Records to use:
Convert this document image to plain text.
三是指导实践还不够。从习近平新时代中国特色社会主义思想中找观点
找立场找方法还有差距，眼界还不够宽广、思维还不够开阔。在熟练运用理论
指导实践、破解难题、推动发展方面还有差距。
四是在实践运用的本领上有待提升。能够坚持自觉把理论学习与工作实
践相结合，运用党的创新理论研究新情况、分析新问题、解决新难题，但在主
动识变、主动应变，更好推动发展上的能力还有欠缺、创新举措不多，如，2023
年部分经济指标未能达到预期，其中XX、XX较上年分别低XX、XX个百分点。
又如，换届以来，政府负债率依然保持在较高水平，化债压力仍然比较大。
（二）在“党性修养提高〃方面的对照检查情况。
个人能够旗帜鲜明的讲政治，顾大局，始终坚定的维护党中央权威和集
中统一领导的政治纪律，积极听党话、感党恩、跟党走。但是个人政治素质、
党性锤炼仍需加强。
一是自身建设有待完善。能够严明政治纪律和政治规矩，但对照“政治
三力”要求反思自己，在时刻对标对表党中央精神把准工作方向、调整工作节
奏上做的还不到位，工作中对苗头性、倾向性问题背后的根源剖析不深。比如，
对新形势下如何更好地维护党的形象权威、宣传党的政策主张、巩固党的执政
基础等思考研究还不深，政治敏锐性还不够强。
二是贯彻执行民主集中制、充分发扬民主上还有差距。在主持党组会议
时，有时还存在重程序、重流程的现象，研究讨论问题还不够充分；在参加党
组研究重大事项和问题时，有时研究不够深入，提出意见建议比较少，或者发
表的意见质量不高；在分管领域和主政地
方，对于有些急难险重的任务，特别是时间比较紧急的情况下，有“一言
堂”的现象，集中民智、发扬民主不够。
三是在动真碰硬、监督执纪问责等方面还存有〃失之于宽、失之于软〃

Task brief: Each record must be returned exactly as it is written.

Output for this task:
Convert this document image to plain text.
三是指导实践还不够。从习近平新时代中国特色社会主义思想中找观点
找立场找方法还有差距，眼界还不够宽广、思维还不够开阔。在熟练运用理论
指导实践、破解难题、推动发展方面还有差距。
四是在实践运用的本领上有待提升。能够坚持自觉把理论学习与工作实
践相结合，运用党的创新理论研究新情况、分析新问题、解决新难题，但在主
动识变、主动应变，更好推动发展上的能力还有欠缺、创新举措不多，如，2023
年部分经济指标未能达到预期，其中XX、XX较上年分别低XX、XX个百分点。
又如，换届以来，政府负债率依然保持在较高水平，化债压力仍然比较大。
（二）在“党性修养提高〃方面的对照检查情况。
个人能够旗帜鲜明的讲政治，顾大局，始终坚定的维护党中央权威和集
中统一领导的政治纪律，积极听党话、感党恩、跟党走。但是个人政治素质、
党性锤炼仍需加强。
一是自身建设有待完善。能够严明政治纪律和政治规矩，但对照“政治
三力”要求反思自己，在时刻对标对表党中央精神把准工作方向、调整工作节
奏上做的还不到位，工作中对苗头性、倾向性问题背后的根源剖析不深。比如，
对新形势下如何更好地维护党的形象权威、宣传党的政策主张、巩固党的执政
基础等思考研究还不深，政治敏锐性还不够强。
二是贯彻执行民主集中制、充分发扬民主上还有差距。在主持党组会议
时，有时还存在重程序、重流程的现象，研究讨论问题还不够充分；在参加党
组研究重大事项和问题时，有时研究不够深入，提出意见建议比较少，或者发
表的意见质量不高；在分管领域和主政地
方，对于有些急难险重的任务，特别是时间比较紧急的情况下，有“一言
堂”的现象，集中民智、发扬民主不够。
三是在动真碰硬、监督执纪问责等方面还存有〃失之于宽、失之于软〃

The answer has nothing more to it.